## Task description
Count how many lines below contain the word "чтобы", then give that number alone.

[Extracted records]
###

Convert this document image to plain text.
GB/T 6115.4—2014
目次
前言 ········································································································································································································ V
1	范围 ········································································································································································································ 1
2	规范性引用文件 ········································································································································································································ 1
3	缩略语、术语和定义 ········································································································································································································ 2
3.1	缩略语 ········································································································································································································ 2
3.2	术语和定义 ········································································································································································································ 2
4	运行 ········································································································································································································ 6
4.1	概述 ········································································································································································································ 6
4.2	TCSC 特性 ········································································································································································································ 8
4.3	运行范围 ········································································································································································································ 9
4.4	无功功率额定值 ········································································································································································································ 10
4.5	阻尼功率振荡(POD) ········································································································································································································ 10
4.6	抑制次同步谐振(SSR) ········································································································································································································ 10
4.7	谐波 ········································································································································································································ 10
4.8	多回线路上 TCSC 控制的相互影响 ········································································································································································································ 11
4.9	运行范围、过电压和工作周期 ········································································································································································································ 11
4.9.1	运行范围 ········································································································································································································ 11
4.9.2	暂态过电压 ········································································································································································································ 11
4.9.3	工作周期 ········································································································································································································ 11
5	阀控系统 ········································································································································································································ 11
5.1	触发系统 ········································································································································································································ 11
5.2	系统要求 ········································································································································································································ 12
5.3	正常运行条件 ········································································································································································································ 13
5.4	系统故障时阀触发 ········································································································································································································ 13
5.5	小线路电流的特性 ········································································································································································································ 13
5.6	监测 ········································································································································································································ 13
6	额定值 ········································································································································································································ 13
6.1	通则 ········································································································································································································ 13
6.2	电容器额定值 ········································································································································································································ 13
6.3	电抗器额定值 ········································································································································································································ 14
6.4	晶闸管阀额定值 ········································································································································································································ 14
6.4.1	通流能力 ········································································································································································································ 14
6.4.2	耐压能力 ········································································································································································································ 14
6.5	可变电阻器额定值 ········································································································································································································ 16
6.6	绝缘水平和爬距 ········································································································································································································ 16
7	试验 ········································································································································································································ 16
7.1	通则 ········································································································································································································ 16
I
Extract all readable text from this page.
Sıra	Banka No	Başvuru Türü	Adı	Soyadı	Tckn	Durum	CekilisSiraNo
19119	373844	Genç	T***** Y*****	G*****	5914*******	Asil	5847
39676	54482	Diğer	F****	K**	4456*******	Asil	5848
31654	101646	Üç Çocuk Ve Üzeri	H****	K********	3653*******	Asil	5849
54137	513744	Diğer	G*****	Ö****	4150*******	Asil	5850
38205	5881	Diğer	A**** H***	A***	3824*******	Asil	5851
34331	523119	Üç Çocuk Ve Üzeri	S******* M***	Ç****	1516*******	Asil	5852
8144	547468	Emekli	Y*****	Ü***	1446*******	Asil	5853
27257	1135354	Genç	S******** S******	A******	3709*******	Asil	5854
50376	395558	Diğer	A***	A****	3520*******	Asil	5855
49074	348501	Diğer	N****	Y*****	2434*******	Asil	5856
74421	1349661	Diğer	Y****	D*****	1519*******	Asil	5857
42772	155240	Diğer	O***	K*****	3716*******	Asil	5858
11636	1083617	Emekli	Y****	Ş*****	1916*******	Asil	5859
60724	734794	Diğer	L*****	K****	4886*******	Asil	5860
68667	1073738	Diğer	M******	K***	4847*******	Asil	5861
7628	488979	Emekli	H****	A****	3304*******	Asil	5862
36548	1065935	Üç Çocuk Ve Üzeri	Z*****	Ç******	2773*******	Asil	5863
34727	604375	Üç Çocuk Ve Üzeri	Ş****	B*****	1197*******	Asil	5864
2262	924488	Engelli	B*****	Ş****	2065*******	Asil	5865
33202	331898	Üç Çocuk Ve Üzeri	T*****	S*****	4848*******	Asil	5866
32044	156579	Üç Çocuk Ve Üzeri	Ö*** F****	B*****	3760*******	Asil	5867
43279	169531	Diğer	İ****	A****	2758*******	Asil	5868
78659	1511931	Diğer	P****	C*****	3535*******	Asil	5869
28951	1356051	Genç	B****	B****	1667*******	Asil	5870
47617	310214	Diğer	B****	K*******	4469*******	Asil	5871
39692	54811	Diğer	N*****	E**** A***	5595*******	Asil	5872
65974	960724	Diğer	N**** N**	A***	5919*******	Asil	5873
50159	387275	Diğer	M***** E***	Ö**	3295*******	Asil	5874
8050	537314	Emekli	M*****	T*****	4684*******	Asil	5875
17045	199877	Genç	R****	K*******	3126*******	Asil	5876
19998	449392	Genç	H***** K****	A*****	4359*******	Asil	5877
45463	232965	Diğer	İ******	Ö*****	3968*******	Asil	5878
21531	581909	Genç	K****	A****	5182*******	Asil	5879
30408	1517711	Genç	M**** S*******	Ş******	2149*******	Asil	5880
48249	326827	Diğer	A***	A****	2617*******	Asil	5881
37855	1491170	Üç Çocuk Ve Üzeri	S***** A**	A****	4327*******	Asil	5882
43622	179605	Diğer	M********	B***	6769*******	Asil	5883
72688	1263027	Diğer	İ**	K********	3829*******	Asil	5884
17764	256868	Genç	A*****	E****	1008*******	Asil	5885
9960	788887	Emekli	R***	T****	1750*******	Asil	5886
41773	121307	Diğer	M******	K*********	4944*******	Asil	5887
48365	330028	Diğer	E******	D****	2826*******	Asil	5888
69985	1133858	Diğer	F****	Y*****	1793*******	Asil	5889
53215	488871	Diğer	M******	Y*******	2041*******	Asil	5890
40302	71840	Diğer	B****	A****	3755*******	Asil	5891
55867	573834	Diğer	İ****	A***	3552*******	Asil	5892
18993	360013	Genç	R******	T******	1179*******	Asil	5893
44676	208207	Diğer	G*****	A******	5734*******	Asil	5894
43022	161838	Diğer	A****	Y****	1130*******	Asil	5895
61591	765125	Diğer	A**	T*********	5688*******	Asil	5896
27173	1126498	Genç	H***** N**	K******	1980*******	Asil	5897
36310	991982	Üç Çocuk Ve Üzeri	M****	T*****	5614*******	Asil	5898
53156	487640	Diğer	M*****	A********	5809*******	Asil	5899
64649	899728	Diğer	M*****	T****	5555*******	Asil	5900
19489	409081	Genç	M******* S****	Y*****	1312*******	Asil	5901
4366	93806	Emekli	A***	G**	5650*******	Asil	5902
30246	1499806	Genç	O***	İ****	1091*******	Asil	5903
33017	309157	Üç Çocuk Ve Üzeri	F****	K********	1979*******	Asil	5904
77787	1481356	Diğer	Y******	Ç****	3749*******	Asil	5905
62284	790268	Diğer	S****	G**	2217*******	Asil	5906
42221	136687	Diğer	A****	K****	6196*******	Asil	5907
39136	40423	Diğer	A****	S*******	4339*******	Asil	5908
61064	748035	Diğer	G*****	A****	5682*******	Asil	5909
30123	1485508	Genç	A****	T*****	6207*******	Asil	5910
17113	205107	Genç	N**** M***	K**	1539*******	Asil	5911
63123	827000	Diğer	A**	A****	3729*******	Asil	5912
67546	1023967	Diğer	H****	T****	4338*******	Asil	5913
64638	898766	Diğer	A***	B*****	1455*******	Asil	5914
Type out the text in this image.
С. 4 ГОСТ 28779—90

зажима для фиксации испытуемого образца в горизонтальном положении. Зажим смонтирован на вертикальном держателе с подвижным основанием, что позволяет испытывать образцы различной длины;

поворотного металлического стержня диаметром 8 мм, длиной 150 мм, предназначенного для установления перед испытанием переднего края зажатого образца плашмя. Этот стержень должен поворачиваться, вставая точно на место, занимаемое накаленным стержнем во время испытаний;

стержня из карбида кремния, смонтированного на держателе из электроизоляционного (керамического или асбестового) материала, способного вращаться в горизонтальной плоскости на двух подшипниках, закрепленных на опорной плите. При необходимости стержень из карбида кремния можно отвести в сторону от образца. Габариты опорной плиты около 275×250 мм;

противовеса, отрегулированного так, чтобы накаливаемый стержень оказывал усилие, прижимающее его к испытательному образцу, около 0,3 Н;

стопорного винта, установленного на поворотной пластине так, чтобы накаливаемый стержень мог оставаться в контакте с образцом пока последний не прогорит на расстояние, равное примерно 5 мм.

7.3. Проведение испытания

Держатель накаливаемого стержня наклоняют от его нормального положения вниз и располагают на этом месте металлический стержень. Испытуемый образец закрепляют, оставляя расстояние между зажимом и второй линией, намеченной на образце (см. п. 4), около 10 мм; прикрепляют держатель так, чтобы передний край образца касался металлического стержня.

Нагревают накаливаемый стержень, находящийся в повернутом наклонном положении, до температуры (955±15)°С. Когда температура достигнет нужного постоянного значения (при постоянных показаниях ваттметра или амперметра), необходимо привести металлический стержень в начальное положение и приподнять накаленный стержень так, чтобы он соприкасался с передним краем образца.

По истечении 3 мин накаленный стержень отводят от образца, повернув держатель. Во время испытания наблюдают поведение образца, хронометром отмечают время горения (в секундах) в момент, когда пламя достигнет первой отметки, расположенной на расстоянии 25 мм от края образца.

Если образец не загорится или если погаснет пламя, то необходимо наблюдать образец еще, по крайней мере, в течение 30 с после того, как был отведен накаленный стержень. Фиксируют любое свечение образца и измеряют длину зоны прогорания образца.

###

## Task response
4